>> BEGIN Information supplied
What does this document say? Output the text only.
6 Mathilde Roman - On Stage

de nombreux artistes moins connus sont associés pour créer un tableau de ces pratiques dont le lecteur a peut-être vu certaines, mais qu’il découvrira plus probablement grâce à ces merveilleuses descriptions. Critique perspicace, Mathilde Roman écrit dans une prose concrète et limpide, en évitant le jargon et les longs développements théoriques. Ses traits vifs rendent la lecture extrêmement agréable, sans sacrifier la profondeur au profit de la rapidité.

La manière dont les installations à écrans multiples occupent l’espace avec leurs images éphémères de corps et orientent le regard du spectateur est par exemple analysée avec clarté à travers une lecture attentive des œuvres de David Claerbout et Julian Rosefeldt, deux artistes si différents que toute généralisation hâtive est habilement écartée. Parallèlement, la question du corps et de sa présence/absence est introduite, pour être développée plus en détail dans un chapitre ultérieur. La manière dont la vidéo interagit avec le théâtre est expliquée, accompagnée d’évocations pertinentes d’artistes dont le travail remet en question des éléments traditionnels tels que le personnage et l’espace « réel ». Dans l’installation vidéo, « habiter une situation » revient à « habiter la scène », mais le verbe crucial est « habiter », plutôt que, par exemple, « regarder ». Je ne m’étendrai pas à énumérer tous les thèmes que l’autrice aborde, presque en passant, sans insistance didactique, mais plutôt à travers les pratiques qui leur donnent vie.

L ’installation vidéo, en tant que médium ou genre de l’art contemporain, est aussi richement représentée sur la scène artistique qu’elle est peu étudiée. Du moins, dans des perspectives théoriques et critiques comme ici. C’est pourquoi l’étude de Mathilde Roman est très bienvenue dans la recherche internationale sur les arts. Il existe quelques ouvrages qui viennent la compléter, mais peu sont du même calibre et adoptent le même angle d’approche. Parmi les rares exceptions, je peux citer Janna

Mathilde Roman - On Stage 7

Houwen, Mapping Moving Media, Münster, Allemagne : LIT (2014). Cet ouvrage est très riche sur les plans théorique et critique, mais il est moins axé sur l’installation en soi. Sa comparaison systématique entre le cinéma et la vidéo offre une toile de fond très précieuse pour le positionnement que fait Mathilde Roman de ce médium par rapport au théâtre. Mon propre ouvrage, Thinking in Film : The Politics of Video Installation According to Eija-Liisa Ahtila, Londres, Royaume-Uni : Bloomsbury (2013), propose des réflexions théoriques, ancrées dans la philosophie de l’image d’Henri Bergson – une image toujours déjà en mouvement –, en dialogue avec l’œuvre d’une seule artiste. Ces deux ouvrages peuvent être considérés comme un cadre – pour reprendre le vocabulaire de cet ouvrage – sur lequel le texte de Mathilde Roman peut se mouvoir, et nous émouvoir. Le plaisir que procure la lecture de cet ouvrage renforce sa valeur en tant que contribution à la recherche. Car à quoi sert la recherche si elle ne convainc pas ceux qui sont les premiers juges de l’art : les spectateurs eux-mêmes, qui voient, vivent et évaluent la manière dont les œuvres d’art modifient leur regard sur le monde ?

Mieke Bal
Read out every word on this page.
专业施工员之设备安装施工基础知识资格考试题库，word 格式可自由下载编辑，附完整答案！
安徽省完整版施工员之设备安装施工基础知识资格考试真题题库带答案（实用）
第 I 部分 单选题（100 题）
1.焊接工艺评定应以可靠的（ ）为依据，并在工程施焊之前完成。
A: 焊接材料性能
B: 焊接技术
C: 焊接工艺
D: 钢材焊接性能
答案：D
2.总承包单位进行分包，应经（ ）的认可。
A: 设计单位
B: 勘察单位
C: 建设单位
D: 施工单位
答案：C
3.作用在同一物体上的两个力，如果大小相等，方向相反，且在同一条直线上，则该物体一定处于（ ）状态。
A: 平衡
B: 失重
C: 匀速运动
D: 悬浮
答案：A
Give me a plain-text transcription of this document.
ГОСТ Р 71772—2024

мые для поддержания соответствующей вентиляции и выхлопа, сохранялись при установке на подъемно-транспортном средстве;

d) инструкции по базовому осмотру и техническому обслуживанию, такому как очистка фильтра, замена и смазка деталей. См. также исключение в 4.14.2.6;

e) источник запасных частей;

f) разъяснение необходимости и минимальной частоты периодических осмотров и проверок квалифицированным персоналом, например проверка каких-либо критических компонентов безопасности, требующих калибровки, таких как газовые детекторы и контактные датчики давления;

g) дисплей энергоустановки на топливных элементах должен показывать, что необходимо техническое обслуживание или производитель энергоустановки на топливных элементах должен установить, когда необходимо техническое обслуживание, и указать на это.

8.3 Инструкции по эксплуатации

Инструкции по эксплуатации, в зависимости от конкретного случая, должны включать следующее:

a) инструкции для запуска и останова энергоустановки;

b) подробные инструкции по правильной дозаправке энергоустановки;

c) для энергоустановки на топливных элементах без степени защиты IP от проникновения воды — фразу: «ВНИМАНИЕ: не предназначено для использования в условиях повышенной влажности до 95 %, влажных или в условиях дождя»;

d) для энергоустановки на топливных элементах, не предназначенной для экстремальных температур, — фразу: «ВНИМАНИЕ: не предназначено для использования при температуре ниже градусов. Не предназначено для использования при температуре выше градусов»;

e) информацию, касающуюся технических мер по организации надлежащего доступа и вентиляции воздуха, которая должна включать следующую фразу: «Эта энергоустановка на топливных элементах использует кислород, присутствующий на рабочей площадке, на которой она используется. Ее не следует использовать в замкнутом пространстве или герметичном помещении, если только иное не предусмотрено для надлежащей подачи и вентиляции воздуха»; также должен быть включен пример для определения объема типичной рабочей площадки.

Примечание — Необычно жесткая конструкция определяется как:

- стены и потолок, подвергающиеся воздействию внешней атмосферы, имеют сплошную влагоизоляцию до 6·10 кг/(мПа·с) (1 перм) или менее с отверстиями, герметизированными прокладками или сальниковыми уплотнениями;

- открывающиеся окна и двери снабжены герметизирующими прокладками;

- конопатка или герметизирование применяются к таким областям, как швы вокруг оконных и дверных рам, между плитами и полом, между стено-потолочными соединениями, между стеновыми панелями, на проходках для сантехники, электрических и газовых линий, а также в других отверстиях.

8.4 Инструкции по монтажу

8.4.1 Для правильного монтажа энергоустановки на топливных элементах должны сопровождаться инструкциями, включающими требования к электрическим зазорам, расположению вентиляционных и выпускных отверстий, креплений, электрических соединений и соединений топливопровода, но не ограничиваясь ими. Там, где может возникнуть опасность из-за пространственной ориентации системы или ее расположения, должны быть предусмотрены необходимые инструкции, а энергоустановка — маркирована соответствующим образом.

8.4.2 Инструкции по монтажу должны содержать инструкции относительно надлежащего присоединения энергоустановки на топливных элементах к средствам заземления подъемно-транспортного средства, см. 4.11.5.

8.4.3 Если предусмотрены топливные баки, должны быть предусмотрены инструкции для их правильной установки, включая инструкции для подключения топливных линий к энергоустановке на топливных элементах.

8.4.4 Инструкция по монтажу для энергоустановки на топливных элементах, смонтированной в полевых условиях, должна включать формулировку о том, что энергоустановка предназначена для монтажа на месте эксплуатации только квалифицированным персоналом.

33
>> END Information supplied
> [Written problem]: From the data, pick out every line that includes "word".

> [Response to the task]:
Read out every word on this page.
专业施工员之设备安装施工基础知识资格考试题库，word 格式可自由下载编辑，附完整答案！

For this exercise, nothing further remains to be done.